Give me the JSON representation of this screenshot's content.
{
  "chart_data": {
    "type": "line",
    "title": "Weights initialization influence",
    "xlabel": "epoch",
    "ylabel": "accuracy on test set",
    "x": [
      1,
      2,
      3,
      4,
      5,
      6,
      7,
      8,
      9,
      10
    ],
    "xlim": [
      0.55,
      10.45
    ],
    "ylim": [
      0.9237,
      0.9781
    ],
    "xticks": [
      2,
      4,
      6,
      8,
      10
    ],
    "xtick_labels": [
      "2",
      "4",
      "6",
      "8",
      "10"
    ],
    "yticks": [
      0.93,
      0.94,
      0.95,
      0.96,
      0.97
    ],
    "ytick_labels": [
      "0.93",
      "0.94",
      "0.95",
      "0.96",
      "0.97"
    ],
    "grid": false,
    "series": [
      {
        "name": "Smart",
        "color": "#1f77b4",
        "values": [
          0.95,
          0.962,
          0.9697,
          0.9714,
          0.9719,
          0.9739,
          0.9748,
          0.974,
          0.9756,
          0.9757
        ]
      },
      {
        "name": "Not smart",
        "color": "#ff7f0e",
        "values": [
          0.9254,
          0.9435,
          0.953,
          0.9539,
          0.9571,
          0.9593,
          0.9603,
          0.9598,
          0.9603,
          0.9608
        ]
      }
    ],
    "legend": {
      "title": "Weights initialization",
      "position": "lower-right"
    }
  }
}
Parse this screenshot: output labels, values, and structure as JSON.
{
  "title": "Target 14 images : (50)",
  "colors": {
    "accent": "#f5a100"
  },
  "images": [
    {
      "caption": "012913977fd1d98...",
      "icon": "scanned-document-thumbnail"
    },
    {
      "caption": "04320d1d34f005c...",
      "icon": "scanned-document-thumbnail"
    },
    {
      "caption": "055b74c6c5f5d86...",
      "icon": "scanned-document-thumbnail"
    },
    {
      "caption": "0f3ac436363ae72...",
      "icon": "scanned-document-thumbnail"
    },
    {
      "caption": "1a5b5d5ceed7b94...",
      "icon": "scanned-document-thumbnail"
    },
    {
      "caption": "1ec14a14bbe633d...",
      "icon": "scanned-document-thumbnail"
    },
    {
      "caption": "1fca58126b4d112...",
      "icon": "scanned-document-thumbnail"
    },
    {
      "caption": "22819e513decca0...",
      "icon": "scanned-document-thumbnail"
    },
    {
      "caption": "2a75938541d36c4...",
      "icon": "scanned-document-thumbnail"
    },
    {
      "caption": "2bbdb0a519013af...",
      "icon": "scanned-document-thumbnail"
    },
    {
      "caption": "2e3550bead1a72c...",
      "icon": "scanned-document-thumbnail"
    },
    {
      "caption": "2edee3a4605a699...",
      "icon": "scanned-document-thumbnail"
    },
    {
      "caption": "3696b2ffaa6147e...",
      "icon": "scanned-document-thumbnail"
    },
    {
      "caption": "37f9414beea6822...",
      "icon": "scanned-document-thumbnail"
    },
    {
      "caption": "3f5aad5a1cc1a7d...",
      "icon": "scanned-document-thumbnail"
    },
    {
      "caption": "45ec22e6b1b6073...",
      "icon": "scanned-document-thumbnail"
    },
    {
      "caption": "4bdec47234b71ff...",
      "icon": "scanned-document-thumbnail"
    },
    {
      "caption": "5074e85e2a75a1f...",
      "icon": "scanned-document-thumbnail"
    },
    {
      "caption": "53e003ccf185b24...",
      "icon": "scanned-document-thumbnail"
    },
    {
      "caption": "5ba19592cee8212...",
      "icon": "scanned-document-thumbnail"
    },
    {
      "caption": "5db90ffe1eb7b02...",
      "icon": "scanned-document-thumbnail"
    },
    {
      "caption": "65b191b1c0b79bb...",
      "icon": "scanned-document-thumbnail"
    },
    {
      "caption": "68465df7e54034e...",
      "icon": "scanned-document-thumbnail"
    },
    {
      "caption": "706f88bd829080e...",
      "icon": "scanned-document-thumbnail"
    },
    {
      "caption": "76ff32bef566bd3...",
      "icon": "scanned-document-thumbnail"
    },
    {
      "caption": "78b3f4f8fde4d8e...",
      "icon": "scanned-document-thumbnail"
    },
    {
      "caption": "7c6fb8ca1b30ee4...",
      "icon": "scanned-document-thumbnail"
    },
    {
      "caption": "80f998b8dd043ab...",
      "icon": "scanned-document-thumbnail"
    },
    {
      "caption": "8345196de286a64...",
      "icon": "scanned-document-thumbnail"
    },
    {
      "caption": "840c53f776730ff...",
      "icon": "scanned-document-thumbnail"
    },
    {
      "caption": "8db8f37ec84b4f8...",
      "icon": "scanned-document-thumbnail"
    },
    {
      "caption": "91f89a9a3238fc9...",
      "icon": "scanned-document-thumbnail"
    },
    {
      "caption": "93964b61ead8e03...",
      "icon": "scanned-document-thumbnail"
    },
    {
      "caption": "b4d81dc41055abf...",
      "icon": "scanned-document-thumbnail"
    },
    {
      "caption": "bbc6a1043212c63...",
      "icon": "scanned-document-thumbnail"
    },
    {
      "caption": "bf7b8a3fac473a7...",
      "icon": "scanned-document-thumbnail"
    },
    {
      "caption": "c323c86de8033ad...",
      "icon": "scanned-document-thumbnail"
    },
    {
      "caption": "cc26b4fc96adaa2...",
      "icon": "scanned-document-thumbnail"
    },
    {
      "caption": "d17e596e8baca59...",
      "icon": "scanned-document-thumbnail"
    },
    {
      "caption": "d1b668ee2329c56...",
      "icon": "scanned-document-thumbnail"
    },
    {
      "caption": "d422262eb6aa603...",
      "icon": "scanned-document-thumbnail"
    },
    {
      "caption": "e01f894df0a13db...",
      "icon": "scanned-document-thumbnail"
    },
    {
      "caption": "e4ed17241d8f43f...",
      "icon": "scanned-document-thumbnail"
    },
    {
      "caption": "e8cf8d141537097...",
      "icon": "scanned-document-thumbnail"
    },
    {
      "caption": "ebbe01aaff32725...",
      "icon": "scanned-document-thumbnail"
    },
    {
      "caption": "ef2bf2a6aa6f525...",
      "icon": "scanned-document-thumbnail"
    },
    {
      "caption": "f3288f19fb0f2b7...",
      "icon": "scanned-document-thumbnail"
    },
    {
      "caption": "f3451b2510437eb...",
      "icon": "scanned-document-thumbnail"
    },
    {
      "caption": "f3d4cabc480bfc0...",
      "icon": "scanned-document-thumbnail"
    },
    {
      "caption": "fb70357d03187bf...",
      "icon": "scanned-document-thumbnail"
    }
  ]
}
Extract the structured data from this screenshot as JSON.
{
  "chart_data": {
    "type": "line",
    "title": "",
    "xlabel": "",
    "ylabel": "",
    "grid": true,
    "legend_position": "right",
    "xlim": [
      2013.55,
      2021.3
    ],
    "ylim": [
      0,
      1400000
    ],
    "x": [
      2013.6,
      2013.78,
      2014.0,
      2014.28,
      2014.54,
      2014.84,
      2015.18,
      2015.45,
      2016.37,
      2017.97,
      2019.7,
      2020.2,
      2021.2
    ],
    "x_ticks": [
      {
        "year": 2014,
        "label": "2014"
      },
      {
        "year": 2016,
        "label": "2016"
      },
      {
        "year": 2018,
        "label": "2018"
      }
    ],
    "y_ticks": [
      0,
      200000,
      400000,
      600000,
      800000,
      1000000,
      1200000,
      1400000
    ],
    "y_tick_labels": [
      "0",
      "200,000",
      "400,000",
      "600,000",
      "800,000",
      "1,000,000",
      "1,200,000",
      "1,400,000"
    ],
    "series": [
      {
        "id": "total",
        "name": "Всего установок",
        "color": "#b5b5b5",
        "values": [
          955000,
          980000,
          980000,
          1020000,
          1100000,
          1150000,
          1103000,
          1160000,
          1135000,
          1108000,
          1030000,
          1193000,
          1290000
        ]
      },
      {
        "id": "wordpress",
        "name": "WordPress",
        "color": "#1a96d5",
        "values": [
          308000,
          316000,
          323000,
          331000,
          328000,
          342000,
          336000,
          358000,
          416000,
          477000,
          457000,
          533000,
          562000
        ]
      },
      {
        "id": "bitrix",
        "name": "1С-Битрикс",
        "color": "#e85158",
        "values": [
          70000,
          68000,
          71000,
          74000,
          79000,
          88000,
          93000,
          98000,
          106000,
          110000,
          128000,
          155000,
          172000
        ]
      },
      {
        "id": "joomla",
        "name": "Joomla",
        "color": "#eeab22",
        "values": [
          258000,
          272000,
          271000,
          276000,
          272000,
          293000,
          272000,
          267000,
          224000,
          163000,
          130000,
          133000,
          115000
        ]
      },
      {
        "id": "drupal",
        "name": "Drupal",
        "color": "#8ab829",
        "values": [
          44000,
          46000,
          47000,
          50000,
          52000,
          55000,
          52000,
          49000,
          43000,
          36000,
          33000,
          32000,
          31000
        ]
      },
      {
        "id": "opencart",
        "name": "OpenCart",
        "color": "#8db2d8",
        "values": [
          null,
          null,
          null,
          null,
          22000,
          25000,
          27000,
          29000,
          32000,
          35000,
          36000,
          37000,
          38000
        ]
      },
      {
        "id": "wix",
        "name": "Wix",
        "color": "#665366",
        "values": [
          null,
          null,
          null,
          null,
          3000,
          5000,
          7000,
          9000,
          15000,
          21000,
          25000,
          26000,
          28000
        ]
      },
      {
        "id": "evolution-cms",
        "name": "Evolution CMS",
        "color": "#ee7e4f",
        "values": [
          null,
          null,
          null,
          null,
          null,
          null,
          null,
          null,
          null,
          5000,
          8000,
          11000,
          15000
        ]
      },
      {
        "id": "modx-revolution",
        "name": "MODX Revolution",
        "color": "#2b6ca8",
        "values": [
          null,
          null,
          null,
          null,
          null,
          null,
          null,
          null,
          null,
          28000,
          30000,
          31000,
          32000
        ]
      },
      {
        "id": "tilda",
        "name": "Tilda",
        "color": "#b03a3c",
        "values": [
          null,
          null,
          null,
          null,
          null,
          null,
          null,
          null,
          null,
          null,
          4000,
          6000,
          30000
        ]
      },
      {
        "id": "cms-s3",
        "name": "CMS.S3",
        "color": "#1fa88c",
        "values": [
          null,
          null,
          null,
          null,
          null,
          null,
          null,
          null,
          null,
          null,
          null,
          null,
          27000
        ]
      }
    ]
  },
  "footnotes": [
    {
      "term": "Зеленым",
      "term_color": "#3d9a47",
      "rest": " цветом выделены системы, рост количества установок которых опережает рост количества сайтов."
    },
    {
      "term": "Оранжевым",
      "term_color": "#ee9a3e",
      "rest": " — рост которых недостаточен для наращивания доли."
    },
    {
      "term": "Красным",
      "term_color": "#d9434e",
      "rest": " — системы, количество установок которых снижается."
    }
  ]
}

□ □ □

* _WHAT IS NEEDED_:
Gather all lines of the records that include the word "title".

* _EXERCISE SOLUTION_:
    "title": "Weights initialization influence",
      "title": "Weights initialization",
  "title": "Target 14 images : (50)",
    "title": "",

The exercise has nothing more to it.